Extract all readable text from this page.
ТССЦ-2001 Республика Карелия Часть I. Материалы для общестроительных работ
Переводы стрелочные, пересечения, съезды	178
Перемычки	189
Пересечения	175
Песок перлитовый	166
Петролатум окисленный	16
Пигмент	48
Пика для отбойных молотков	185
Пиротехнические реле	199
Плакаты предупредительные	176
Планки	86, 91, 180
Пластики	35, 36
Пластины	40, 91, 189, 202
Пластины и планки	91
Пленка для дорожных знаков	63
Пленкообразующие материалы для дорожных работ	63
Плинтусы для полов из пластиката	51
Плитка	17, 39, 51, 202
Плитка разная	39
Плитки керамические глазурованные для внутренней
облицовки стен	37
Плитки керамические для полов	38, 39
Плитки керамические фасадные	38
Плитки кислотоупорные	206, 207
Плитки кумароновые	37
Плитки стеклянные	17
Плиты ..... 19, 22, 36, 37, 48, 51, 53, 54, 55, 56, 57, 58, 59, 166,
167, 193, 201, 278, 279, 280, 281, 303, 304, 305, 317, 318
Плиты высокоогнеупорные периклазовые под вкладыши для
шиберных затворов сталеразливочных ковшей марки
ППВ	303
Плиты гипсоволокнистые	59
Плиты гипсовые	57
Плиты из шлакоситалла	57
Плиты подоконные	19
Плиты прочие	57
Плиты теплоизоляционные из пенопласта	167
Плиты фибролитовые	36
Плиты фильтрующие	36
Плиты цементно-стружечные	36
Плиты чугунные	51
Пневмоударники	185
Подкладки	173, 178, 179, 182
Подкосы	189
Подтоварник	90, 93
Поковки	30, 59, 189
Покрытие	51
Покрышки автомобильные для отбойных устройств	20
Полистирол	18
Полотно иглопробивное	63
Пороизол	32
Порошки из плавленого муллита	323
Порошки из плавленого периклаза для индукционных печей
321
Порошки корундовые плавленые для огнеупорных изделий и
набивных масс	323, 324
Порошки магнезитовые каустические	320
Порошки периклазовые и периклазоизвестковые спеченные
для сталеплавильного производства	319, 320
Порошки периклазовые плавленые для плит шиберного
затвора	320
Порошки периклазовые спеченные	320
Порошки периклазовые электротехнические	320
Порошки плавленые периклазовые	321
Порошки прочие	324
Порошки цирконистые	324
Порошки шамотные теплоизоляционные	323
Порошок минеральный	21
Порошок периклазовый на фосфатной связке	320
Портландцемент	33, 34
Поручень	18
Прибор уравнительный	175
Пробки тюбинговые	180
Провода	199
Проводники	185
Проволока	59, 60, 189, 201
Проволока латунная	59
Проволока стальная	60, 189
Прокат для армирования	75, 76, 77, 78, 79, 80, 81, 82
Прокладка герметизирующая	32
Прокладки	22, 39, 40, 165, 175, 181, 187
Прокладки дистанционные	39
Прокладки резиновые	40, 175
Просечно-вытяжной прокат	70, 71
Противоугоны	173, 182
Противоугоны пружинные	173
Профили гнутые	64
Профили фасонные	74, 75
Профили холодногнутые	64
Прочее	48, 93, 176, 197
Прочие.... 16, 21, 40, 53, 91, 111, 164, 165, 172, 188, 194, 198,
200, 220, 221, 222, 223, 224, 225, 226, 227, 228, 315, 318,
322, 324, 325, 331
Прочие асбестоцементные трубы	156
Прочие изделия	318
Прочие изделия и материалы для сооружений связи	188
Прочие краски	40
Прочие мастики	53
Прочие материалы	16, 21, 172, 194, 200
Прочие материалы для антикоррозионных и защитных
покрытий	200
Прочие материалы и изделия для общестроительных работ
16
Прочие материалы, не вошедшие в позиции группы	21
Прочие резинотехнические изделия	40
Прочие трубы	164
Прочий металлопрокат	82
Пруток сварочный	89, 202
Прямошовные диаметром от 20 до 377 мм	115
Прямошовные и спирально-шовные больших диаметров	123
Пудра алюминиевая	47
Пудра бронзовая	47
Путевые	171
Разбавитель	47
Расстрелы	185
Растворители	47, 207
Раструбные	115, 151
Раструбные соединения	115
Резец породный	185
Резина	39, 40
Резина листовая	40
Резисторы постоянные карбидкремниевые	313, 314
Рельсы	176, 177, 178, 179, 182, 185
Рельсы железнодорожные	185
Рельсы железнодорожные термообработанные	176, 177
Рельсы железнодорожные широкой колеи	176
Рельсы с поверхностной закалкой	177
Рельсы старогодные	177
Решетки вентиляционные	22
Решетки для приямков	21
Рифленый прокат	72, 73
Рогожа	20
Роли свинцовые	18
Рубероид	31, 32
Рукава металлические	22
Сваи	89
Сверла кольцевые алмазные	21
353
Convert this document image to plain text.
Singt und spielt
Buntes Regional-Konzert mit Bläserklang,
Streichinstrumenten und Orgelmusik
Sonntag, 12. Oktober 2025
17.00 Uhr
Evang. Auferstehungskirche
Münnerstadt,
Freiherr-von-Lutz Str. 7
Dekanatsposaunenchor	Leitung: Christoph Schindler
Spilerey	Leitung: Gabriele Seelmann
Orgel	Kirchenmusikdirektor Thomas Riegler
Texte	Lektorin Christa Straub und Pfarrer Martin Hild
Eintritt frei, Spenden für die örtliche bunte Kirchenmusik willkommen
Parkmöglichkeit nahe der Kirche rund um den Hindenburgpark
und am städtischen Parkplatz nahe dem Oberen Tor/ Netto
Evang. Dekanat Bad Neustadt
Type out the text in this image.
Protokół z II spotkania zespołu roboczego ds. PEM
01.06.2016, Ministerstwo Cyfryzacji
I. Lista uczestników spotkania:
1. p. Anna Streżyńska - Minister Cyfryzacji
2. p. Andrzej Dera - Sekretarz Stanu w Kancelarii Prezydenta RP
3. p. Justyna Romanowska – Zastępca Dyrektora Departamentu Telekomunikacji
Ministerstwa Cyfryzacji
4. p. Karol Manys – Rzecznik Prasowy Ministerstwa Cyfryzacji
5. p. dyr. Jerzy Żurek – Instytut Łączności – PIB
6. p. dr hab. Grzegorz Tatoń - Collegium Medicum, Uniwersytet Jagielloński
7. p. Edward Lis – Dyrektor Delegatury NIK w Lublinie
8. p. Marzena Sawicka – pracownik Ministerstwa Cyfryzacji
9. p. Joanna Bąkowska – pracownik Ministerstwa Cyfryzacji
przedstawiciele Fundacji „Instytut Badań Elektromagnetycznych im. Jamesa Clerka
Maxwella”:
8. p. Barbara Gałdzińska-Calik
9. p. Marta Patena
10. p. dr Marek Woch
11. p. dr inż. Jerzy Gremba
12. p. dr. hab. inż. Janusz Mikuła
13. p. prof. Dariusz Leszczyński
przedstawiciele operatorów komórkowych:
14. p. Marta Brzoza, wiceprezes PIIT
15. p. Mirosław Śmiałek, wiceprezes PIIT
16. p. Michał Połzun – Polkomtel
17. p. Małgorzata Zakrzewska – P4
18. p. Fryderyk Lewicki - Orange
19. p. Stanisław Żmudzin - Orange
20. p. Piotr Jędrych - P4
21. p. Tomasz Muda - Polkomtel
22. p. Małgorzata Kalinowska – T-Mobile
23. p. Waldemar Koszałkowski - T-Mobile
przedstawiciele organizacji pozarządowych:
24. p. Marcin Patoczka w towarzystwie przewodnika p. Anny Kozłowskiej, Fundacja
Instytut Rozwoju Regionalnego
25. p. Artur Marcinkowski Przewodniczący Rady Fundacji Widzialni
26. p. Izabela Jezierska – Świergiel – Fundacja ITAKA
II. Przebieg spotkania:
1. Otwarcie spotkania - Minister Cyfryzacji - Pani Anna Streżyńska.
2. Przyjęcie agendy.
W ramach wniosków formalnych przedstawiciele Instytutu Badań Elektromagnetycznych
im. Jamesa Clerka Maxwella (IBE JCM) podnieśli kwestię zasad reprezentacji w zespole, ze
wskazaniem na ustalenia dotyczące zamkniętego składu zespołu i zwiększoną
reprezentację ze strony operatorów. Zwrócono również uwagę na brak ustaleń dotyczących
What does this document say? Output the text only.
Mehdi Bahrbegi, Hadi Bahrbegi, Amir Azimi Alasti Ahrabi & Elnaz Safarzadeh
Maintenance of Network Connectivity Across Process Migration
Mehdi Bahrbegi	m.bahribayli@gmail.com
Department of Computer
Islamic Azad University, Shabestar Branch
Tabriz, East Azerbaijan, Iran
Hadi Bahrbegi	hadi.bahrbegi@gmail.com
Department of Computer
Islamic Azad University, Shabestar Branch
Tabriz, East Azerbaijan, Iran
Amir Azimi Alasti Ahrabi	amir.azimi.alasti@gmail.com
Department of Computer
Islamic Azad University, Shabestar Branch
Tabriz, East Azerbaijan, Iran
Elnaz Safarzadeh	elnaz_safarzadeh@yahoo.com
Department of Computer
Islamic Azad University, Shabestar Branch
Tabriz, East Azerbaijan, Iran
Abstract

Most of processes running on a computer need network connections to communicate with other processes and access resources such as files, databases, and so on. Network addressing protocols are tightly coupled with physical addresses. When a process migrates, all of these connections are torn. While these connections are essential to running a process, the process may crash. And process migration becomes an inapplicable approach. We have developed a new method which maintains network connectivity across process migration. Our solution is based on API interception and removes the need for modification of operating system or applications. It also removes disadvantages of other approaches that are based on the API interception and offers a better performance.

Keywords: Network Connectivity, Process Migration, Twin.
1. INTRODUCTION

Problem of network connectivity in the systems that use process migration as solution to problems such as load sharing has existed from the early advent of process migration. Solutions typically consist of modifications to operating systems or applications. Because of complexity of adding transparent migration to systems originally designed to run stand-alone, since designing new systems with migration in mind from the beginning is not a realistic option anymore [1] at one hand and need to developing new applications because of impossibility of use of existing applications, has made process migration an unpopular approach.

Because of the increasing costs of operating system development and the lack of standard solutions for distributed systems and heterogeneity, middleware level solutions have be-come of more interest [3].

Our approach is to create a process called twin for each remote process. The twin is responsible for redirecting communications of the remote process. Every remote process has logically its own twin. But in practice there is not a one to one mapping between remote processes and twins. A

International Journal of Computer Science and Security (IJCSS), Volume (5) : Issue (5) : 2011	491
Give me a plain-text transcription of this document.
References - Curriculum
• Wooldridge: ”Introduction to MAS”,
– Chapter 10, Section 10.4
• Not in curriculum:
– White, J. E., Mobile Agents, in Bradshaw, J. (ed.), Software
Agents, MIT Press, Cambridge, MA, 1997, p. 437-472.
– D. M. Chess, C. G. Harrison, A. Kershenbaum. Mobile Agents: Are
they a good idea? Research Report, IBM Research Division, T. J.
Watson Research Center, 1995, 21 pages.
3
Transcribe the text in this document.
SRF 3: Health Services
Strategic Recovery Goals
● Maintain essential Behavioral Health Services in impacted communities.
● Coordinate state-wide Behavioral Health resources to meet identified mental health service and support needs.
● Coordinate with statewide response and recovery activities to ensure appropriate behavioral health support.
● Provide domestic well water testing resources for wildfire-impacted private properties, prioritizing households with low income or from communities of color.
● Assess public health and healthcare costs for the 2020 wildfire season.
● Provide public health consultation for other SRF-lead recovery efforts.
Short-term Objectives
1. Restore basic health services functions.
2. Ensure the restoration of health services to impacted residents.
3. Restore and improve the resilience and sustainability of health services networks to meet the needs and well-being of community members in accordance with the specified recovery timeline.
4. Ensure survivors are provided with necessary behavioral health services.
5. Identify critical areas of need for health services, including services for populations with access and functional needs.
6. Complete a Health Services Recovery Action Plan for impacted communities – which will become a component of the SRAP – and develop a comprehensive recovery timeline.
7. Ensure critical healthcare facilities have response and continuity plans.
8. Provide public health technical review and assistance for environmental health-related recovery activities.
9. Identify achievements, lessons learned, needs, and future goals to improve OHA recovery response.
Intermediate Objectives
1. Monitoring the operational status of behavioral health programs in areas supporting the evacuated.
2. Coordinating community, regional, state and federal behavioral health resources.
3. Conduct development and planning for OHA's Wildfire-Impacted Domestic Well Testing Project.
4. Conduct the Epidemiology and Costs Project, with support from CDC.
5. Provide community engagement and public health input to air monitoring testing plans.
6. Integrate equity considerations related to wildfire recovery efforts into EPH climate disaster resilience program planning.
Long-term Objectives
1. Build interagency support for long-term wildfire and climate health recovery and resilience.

....

> Written request: Starting from the line containing "Transcribe the text in this document." and ending with the final line of the data, reproduce each line exactly as it appears, including no other lines.

> Output for this task:
Transcribe the text in this document.
SRF 3: Health Services
Strategic Recovery Goals
● Maintain essential Behavioral Health Services in impacted communities.
● Coordinate state-wide Behavioral Health resources to meet identified mental health service and support needs.
● Coordinate with statewide response and recovery activities to ensure appropriate behavioral health support.
● Provide domestic well water testing resources for wildfire-impacted private properties, prioritizing households with low income or from communities of color.
● Assess public health and healthcare costs for the 2020 wildfire season.
● Provide public health consultation for other SRF-lead recovery efforts.
Short-term Objectives
1. Restore basic health services functions.
2. Ensure the restoration of health services to impacted residents.
3. Restore and improve the resilience and sustainability of health services networks to meet the needs and well-being of community members in accordance with the specified recovery timeline.
4. Ensure survivors are provided with necessary behavioral health services.
5. Identify critical areas of need for health services, including services for populations with access and functional needs.
6. Complete a Health Services Recovery Action Plan for impacted communities – which will become a component of the SRAP – and develop a comprehensive recovery timeline.
7. Ensure critical healthcare facilities have response and continuity plans.
8. Provide public health technical review and assistance for environmental health-related recovery activities.
9. Identify achievements, lessons learned, needs, and future goals to improve OHA recovery response.
Intermediate Objectives
1. Monitoring the operational status of behavioral health programs in areas supporting the evacuated.
2. Coordinating community, regional, state and federal behavioral health resources.
3. Conduct development and planning for OHA's Wildfire-Impacted Domestic Well Testing Project.
4. Conduct the Epidemiology and Costs Project, with support from CDC.
5. Provide community engagement and public health input to air monitoring testing plans.
6. Integrate equity considerations related to wildfire recovery efforts into EPH climate disaster resilience program planning.
Long-term Objectives
1. Build interagency support for long-term wildfire and climate health recovery and resilience.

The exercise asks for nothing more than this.